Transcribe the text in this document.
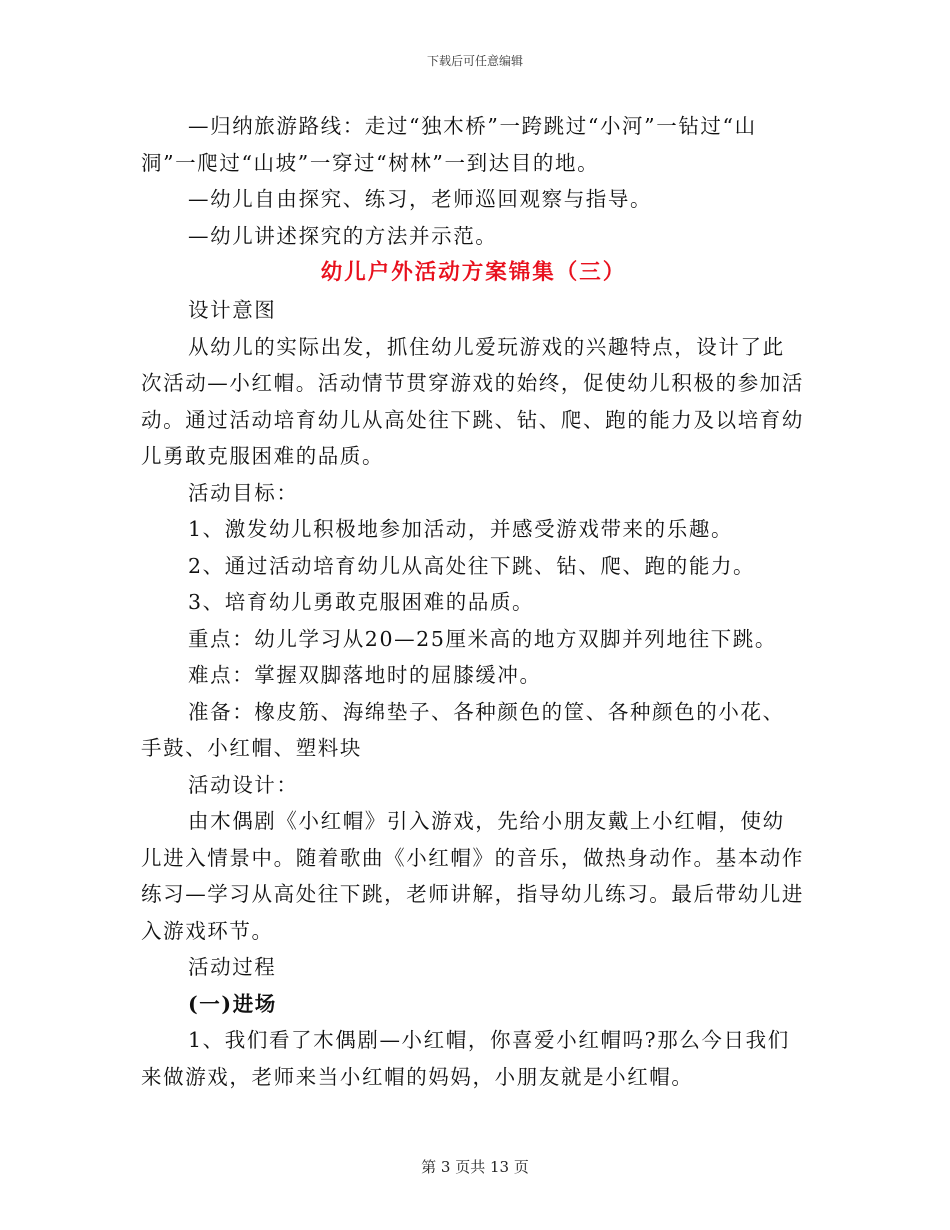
下载后可任意编辑

—归纳旅游路线：走过“独木桥”一跨跳过“小河”一钻过“山洞”一爬过“山坡”一穿过“树林”一到达目的地。

—幼儿自由探究、练习，老师巡回观察与指导。

—幼儿讲述探究的方法并示范。

幼儿户外活动方案锦集（三）

设计意图

从幼儿的实际出发，抓住幼儿爱玩游戏的兴趣特点，设计了此次活动—小红帽。活动情节贯穿游戏的始终，促使幼儿积极的参加活动。通过活动培育幼儿从高处往下跳、钻、爬、跑的能力及以培育幼儿勇敢克服困难的品质。

活动目标：

1、激发幼儿积极地参加活动，并感受游戏带来的乐趣。

2、通过活动培育幼儿从高处往下跳、钻、爬、跑的能力。

3、培育幼儿勇敢克服困难的品质。

重点：幼儿学习从20—25厘米高的地方双脚并列地往下跳。

难点：掌握双脚落地时的屈膝缓冲。

准备：橡皮筋、海绵垫子、各种颜色的筐、各种颜色的小花、手鼓、小红帽、塑料块

活动设计：

由木偶剧《小红帽》引入游戏，先给小朋友戴上小红帽，使幼儿进入情景中。随着歌曲《小红帽》的音乐，做热身动作。基本动作练习—学习从高处往下跳，老师讲解，指导幼儿练习。最后带幼儿进入游戏环节。

活动过程

(一)进场

1、我们看了木偶剧—小红帽，你喜爱小红帽吗?那么今日我们来做游戏，老师来当小红帽的妈妈，小朋友就是小红帽。

第 3 页共 13 页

※

--- Instructions for the task ---
Leave the pictures out and print the records above exactly as they stand.

--- Task answer ---
Transcribe the text in this document.
下载后可任意编辑

—归纳旅游路线：走过“独木桥”一跨跳过“小河”一钻过“山洞”一爬过“山坡”一穿过“树林”一到达目的地。

—幼儿自由探究、练习，老师巡回观察与指导。

—幼儿讲述探究的方法并示范。

幼儿户外活动方案锦集（三）

设计意图

从幼儿的实际出发，抓住幼儿爱玩游戏的兴趣特点，设计了此次活动—小红帽。活动情节贯穿游戏的始终，促使幼儿积极的参加活动。通过活动培育幼儿从高处往下跳、钻、爬、跑的能力及以培育幼儿勇敢克服困难的品质。

活动目标：

1、激发幼儿积极地参加活动，并感受游戏带来的乐趣。

2、通过活动培育幼儿从高处往下跳、钻、爬、跑的能力。

3、培育幼儿勇敢克服困难的品质。

重点：幼儿学习从20—25厘米高的地方双脚并列地往下跳。

难点：掌握双脚落地时的屈膝缓冲。

准备：橡皮筋、海绵垫子、各种颜色的筐、各种颜色的小花、手鼓、小红帽、塑料块

活动设计：

由木偶剧《小红帽》引入游戏，先给小朋友戴上小红帽，使幼儿进入情景中。随着歌曲《小红帽》的音乐，做热身动作。基本动作练习—学习从高处往下跳，老师讲解，指导幼儿练习。最后带幼儿进入游戏环节。

活动过程

(一)进场

1、我们看了木偶剧—小红帽，你喜爱小红帽吗?那么今日我们来做游戏，老师来当小红帽的妈妈，小朋友就是小红帽。

第 3 页共 13 页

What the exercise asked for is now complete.